* **Given instruction**: For the records that follow, return only the count of lines containing the string "Intensity".

Saved data entries:

====

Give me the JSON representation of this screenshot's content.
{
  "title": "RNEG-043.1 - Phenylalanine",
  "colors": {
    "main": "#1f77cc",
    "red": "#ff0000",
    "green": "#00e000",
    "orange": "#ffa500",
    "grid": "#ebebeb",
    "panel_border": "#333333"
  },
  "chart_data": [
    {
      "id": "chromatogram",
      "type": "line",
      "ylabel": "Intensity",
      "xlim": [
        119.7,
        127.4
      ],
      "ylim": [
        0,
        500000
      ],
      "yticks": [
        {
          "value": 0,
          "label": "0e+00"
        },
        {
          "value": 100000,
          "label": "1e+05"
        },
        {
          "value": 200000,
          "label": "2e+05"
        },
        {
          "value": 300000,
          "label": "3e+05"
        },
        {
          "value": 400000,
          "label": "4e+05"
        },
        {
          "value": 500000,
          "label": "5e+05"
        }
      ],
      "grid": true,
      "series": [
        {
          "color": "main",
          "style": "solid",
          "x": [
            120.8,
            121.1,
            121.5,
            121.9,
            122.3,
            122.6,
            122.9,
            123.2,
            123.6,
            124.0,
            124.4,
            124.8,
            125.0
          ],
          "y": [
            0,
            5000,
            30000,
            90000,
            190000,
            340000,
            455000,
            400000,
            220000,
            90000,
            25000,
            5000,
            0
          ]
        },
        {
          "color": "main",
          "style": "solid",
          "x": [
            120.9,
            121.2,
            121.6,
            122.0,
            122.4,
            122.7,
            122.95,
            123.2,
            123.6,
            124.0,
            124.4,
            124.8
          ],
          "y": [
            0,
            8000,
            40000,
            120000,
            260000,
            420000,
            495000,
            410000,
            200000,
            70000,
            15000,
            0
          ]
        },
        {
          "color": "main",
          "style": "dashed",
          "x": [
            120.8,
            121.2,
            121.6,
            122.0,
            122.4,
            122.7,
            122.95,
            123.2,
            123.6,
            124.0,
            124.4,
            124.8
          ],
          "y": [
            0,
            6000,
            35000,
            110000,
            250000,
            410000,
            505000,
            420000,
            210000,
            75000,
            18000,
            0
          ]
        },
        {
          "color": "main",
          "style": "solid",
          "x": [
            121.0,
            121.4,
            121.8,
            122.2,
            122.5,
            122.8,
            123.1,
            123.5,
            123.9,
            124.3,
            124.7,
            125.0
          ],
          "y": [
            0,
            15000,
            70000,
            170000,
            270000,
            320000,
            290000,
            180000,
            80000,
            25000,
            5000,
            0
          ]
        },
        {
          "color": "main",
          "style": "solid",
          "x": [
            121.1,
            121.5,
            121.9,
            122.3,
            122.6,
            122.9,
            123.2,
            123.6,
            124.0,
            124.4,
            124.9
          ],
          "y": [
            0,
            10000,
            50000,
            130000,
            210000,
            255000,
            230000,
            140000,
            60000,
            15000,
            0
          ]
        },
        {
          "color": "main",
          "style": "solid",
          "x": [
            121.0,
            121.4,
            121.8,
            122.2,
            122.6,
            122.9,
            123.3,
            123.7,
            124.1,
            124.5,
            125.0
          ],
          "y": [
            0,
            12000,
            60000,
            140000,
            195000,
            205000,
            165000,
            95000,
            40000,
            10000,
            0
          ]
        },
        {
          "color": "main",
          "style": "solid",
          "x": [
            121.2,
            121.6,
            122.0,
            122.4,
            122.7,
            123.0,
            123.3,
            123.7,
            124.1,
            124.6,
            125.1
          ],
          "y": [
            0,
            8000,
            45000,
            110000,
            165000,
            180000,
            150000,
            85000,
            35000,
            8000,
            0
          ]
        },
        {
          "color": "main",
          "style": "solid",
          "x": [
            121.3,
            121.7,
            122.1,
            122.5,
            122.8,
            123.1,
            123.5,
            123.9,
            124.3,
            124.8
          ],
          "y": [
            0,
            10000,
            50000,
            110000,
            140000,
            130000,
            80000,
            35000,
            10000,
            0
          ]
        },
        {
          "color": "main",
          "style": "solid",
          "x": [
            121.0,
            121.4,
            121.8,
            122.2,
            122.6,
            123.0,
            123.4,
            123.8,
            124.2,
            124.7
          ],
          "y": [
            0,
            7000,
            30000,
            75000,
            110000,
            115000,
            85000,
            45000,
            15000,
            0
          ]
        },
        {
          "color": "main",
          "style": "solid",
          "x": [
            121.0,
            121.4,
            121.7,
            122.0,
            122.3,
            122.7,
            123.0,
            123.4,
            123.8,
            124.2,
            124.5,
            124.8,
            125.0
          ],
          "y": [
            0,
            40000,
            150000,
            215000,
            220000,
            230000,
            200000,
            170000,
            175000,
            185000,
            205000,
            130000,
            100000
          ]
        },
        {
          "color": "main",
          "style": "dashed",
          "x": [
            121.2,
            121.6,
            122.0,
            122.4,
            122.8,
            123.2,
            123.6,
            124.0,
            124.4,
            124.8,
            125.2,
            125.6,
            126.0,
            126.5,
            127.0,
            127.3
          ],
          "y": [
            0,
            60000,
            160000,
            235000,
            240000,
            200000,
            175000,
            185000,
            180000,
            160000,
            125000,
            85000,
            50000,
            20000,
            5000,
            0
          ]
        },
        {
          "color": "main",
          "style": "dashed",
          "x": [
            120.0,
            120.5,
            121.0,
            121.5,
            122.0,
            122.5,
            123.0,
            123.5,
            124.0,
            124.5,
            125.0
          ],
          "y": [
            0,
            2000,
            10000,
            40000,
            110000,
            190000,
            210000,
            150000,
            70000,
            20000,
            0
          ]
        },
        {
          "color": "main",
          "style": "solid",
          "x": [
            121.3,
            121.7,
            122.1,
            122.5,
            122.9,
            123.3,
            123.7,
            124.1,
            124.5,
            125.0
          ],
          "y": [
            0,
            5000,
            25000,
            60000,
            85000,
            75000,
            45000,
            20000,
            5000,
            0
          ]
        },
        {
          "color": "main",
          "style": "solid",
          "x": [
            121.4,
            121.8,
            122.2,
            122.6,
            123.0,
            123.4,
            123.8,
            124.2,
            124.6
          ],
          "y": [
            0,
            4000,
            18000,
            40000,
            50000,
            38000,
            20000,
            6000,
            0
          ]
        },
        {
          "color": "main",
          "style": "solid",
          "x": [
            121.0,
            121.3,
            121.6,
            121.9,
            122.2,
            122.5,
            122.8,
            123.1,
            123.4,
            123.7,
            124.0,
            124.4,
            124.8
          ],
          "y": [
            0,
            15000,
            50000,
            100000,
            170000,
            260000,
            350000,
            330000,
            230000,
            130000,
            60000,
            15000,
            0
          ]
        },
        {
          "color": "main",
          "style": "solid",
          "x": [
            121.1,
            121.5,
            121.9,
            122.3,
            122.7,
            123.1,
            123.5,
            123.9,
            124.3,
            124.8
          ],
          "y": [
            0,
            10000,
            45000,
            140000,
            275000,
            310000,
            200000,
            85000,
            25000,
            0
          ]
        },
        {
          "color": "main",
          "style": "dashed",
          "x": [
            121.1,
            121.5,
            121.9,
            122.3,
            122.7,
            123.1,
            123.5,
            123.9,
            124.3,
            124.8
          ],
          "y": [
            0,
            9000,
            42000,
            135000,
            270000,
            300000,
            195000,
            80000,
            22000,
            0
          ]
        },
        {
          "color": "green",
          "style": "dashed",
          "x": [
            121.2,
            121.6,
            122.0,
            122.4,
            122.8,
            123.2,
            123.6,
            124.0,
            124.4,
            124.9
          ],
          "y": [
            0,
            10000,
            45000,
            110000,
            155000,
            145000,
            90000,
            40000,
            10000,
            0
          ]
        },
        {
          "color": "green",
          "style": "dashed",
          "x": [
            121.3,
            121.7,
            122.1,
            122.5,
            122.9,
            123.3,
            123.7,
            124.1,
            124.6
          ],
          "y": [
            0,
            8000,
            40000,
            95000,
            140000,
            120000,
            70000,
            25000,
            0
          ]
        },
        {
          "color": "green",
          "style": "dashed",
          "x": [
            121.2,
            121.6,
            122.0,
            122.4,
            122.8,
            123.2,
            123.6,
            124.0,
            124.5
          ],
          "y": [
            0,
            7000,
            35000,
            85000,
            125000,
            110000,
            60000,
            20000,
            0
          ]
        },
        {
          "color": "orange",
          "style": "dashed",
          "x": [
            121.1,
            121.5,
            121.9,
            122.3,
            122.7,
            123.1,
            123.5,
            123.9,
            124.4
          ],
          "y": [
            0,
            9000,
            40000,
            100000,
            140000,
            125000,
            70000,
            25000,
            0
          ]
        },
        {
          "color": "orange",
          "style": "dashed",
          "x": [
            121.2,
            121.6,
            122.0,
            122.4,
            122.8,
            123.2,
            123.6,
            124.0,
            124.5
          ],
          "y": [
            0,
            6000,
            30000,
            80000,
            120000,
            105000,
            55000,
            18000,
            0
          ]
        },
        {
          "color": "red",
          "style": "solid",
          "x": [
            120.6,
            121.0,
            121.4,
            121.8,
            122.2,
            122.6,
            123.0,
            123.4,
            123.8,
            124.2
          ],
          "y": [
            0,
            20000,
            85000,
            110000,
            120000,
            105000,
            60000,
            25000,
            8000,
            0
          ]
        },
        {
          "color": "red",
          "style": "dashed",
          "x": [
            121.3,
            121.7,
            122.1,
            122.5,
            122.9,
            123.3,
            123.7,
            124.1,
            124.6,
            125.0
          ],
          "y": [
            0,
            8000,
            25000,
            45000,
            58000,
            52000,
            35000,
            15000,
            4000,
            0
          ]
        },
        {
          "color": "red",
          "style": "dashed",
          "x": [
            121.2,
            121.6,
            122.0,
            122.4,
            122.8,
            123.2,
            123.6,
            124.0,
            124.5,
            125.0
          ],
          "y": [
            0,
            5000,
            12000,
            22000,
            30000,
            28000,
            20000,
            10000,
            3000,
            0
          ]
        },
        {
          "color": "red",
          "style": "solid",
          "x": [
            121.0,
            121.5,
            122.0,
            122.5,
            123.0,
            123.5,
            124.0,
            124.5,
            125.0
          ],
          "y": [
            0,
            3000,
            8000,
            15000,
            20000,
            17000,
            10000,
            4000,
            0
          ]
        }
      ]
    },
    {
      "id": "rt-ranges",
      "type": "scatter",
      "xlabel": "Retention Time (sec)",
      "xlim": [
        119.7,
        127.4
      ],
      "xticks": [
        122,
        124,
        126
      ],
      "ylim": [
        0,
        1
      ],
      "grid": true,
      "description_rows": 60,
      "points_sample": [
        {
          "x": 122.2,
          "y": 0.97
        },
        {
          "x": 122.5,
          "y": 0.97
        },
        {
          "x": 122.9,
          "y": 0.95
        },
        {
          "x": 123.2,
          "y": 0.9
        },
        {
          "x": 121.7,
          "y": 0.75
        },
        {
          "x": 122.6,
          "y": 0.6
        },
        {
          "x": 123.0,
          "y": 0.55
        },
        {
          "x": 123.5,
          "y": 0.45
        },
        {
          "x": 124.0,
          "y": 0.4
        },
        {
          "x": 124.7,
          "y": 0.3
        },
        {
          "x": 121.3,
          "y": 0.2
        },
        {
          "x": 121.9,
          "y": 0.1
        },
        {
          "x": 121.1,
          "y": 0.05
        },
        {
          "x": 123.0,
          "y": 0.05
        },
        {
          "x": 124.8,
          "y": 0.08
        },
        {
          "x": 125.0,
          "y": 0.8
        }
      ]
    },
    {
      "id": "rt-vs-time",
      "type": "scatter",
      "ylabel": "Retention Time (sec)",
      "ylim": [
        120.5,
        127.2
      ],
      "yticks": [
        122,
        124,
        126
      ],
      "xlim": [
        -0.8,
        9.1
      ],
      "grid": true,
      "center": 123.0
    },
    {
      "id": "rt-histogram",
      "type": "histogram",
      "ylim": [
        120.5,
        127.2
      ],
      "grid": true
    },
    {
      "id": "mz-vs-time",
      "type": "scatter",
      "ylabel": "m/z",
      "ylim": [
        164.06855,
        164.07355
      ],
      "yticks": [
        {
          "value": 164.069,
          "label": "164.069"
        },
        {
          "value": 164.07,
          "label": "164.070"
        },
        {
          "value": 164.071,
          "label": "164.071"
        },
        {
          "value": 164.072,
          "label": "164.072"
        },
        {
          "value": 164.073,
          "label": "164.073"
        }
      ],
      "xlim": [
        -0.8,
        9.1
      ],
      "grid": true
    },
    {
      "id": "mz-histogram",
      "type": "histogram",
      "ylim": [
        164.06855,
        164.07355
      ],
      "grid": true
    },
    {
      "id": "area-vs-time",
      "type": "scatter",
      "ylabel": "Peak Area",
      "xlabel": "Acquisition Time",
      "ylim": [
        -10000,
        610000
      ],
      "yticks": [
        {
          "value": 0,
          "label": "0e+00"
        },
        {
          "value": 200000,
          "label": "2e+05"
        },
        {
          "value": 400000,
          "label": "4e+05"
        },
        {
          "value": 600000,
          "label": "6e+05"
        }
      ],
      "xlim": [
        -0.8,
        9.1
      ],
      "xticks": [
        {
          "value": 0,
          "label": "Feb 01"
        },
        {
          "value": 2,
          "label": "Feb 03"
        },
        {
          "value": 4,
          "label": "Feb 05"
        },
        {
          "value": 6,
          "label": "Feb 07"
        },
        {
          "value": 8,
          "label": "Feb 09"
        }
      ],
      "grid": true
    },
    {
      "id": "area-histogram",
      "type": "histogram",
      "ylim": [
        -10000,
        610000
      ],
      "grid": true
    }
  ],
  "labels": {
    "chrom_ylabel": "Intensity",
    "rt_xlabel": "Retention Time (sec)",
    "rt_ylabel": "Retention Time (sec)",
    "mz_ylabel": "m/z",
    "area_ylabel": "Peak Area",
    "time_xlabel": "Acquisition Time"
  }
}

====

* **Task response**: 2